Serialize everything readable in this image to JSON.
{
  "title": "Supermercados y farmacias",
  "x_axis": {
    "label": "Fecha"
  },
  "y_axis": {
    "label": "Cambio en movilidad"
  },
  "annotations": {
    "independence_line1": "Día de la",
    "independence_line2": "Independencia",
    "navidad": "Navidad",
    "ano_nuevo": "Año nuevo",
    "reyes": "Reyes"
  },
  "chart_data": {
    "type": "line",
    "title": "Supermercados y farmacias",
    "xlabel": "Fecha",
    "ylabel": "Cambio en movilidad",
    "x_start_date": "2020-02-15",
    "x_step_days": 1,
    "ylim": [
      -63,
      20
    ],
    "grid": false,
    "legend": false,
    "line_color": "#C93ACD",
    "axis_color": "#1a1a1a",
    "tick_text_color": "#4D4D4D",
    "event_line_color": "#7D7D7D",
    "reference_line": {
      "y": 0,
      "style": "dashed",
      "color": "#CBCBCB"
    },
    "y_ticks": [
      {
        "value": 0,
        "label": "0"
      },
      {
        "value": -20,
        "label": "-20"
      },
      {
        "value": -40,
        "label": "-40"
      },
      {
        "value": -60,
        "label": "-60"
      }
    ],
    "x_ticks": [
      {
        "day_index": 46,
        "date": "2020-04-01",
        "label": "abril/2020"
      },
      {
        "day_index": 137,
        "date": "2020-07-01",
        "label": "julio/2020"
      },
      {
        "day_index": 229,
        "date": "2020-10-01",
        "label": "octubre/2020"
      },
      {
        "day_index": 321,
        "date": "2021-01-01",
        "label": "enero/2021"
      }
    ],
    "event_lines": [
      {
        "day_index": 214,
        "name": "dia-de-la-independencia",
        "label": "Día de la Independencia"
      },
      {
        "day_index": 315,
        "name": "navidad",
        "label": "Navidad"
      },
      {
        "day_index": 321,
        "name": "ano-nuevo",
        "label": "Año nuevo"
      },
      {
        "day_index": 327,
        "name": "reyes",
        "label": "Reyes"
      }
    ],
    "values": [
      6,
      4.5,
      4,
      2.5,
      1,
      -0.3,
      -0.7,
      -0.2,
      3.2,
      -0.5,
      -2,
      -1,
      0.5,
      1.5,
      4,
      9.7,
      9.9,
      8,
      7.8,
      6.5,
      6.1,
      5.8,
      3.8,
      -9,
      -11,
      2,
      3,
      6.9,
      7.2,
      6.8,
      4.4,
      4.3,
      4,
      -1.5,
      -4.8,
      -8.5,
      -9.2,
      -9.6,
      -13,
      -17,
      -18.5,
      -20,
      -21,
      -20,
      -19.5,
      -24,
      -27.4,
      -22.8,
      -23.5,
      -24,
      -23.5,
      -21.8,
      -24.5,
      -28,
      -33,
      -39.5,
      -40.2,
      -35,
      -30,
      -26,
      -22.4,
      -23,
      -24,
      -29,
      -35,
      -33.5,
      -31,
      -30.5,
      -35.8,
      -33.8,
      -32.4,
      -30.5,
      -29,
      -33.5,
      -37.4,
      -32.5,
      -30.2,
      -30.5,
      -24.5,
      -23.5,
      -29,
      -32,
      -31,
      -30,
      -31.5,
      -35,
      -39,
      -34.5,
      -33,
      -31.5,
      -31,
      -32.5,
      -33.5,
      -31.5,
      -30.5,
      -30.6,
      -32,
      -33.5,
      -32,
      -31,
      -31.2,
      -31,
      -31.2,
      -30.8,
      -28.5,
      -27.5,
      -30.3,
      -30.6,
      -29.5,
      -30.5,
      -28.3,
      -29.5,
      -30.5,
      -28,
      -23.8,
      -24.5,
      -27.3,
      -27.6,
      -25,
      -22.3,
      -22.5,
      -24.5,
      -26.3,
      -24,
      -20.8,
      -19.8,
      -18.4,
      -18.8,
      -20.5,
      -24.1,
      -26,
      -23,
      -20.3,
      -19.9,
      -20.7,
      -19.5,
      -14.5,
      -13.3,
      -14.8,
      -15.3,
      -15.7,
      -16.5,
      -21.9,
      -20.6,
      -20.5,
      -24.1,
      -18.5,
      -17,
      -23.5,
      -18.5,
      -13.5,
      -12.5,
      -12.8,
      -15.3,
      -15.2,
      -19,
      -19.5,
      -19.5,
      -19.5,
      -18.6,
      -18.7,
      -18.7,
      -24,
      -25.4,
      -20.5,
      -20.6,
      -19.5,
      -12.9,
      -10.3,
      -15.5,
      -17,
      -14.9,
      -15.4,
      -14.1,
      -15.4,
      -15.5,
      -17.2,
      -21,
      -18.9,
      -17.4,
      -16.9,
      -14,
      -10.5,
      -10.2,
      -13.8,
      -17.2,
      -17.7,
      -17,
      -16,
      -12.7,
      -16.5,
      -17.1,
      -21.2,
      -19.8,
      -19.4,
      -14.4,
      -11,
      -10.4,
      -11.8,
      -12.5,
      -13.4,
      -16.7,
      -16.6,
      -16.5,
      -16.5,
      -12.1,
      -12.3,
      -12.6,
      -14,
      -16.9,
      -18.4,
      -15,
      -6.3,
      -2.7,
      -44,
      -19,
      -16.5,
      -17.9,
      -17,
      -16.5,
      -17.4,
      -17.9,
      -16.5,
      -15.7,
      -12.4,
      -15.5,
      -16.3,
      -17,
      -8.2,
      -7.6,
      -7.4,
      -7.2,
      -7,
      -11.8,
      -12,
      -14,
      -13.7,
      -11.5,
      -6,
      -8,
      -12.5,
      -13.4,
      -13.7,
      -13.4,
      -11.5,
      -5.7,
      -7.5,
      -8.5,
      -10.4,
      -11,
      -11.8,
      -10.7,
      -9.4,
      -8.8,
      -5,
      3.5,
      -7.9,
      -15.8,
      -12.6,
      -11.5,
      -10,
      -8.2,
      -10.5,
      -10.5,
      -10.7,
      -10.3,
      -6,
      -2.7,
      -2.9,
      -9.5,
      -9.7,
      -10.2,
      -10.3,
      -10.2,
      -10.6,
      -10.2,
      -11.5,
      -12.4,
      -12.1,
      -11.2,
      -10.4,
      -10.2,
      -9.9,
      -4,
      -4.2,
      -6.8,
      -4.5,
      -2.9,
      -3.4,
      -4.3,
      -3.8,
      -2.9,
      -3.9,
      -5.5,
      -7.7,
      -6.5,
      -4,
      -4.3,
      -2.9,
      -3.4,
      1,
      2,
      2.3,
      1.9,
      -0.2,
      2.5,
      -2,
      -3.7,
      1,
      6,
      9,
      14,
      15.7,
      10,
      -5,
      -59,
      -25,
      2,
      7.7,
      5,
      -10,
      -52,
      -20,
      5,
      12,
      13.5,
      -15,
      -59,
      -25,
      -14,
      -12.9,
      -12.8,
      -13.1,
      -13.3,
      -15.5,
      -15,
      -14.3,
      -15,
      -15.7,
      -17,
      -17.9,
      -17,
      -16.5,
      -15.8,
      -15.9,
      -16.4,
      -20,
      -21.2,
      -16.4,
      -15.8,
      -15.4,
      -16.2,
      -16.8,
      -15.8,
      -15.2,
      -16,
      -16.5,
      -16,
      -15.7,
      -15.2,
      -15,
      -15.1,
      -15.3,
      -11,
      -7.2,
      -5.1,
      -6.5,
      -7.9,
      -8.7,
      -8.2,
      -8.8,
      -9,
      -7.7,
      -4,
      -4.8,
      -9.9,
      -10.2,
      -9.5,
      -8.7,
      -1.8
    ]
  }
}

Instruction:
Repeat all entries. Match them exactly.

The response:
Serialize everything readable in this image to JSON.
{
  "title": "Supermercados y farmacias",
  "x_axis": {
    "label": "Fecha"
  },
  "y_axis": {
    "label": "Cambio en movilidad"
  },
  "annotations": {
    "independence_line1": "Día de la",
    "independence_line2": "Independencia",
    "navidad": "Navidad",
    "ano_nuevo": "Año nuevo",
    "reyes": "Reyes"
  },
  "chart_data": {
    "type": "line",
    "title": "Supermercados y farmacias",
    "xlabel": "Fecha",
    "ylabel": "Cambio en movilidad",
    "x_start_date": "2020-02-15",
    "x_step_days": 1,
    "ylim": [
      -63,
      20
    ],
    "grid": false,
    "legend": false,
    "line_color": "#C93ACD",
    "axis_color": "#1a1a1a",
    "tick_text_color": "#4D4D4D",
    "event_line_color": "#7D7D7D",
    "reference_line": {
      "y": 0,
      "style": "dashed",
      "color": "#CBCBCB"
    },
    "y_ticks": [
      {
        "value": 0,
        "label": "0"
      },
      {
        "value": -20,
        "label": "-20"
      },
      {
        "value": -40,
        "label": "-40"
      },
      {
        "value": -60,
        "label": "-60"
      }
    ],
    "x_ticks": [
      {
        "day_index": 46,
        "date": "2020-04-01",
        "label": "abril/2020"
      },
      {
        "day_index": 137,
        "date": "2020-07-01",
        "label": "julio/2020"
      },
      {
        "day_index": 229,
        "date": "2020-10-01",
        "label": "octubre/2020"
      },
      {
        "day_index": 321,
        "date": "2021-01-01",
        "label": "enero/2021"
      }
    ],
    "event_lines": [
      {
        "day_index": 214,
        "name": "dia-de-la-independencia",
        "label": "Día de la Independencia"
      },
      {
        "day_index": 315,
        "name": "navidad",
        "label": "Navidad"
      },
      {
        "day_index": 321,
        "name": "ano-nuevo",
        "label": "Año nuevo"
      },
      {
        "day_index": 327,
        "name": "reyes",
        "label": "Reyes"
      }
    ],
    "values": [
      6,
      4.5,
      4,
      2.5,
      1,
      -0.3,
      -0.7,
      -0.2,
      3.2,
      -0.5,
      -2,
      -1,
      0.5,
      1.5,
      4,
      9.7,
      9.9,
      8,
      7.8,
      6.5,
      6.1,
      5.8,
      3.8,
      -9,
      -11,
      2,
      3,
      6.9,
      7.2,
      6.8,
      4.4,
      4.3,
      4,
      -1.5,
      -4.8,
      -8.5,
      -9.2,
      -9.6,
      -13,
      -17,
      -18.5,
      -20,
      -21,
      -20,
      -19.5,
      -24,
      -27.4,
      -22.8,
      -23.5,
      -24,
      -23.5,
      -21.8,
      -24.5,
      -28,
      -33,
      -39.5,
      -40.2,
      -35,
      -30,
      -26,
      -22.4,
      -23,
      -24,
      -29,
      -35,
      -33.5,
      -31,
      -30.5,
      -35.8,
      -33.8,
      -32.4,
      -30.5,
      -29,
      -33.5,
      -37.4,
      -32.5,
      -30.2,
      -30.5,
      -24.5,
      -23.5,
      -29,
      -32,
      -31,
      -30,
      -31.5,
      -35,
      -39,
      -34.5,
      -33,
      -31.5,
      -31,
      -32.5,
      -33.5,
      -31.5,
      -30.5,
      -30.6,
      -32,
      -33.5,
      -32,
      -31,
      -31.2,
      -31,
      -31.2,
      -30.8,
      -28.5,
      -27.5,
      -30.3,
      -30.6,
      -29.5,
      -30.5,
      -28.3,
      -29.5,
      -30.5,
      -28,
      -23.8,
      -24.5,
      -27.3,
      -27.6,
      -25,
      -22.3,
      -22.5,
      -24.5,
      -26.3,
      -24,
      -20.8,
      -19.8,
      -18.4,
      -18.8,
      -20.5,
      -24.1,
      -26,
      -23,
      -20.3,
      -19.9,
      -20.7,
      -19.5,
      -14.5,
      -13.3,
      -14.8,
      -15.3,
      -15.7,
      -16.5,
      -21.9,
      -20.6,
      -20.5,
      -24.1,
      -18.5,
      -17,
      -23.5,
      -18.5,
      -13.5,
      -12.5,
      -12.8,
      -15.3,
      -15.2,
      -19,
      -19.5,
      -19.5,
      -19.5,
      -18.6,
      -18.7,
      -18.7,
      -24,
      -25.4,
      -20.5,
      -20.6,
      -19.5,
      -12.9,
      -10.3,
      -15.5,
      -17,
      -14.9,
      -15.4,
      -14.1,
      -15.4,
      -15.5,
      -17.2,
      -21,
      -18.9,
      -17.4,
      -16.9,
      -14,
      -10.5,
      -10.2,
      -13.8,
      -17.2,
      -17.7,
      -17,
      -16,
      -12.7,
      -16.5,
      -17.1,
      -21.2,
      -19.8,
      -19.4,
      -14.4,
      -11,
      -10.4,
      -11.8,
      -12.5,
      -13.4,
      -16.7,
      -16.6,
      -16.5,
      -16.5,
      -12.1,
      -12.3,
      -12.6,
      -14,
      -16.9,
      -18.4,
      -15,
      -6.3,
      -2.7,
      -44,
      -19,
      -16.5,
      -17.9,
      -17,
      -16.5,
      -17.4,
      -17.9,
      -16.5,
      -15.7,
      -12.4,
      -15.5,
      -16.3,
      -17,
      -8.2,
      -7.6,
      -7.4,
      -7.2,
      -7,
      -11.8,
      -12,
      -14,
      -13.7,
      -11.5,
      -6,
      -8,
      -12.5,
      -13.4,
      -13.7,
      -13.4,
      -11.5,
      -5.7,
      -7.5,
      -8.5,
      -10.4,
      -11,
      -11.8,
      -10.7,
      -9.4,
      -8.8,
      -5,
      3.5,
      -7.9,
      -15.8,
      -12.6,
      -11.5,
      -10,
      -8.2,
      -10.5,
      -10.5,
      -10.7,
      -10.3,
      -6,
      -2.7,
      -2.9,
      -9.5,
      -9.7,
      -10.2,
      -10.3,
      -10.2,
      -10.6,
      -10.2,
      -11.5,
      -12.4,
      -12.1,
      -11.2,
      -10.4,
      -10.2,
      -9.9,
      -4,
      -4.2,
      -6.8,
      -4.5,
      -2.9,
      -3.4,
      -4.3,
      -3.8,
      -2.9,
      -3.9,
      -5.5,
      -7.7,
      -6.5,
      -4,
      -4.3,
      -2.9,
      -3.4,
      1,
      2,
      2.3,
      1.9,
      -0.2,
      2.5,
      -2,
      -3.7,
      1,
      6,
      9,
      14,
      15.7,
      10,
      -5,
      -59,
      -25,
      2,
      7.7,
      5,
      -10,
      -52,
      -20,
      5,
      12,
      13.5,
      -15,
      -59,
      -25,
      -14,
      -12.9,
      -12.8,
      -13.1,
      -13.3,
      -15.5,
      -15,
      -14.3,
      -15,
      -15.7,
      -17,
      -17.9,
      -17,
      -16.5,
      -15.8,
      -15.9,
      -16.4,
      -20,
      -21.2,
      -16.4,
      -15.8,
      -15.4,
      -16.2,
      -16.8,
      -15.8,
      -15.2,
      -16,
      -16.5,
      -16,
      -15.7,
      -15.2,
      -15,
      -15.1,
      -15.3,
      -11,
      -7.2,
      -5.1,
      -6.5,
      -7.9,
      -8.7,
      -8.2,
      -8.8,
      -9,
      -7.7,
      -4,
      -4.8,
      -9.9,
      -10.2,
      -9.5,
      -8.7,
      -1.8
    ]
  }
}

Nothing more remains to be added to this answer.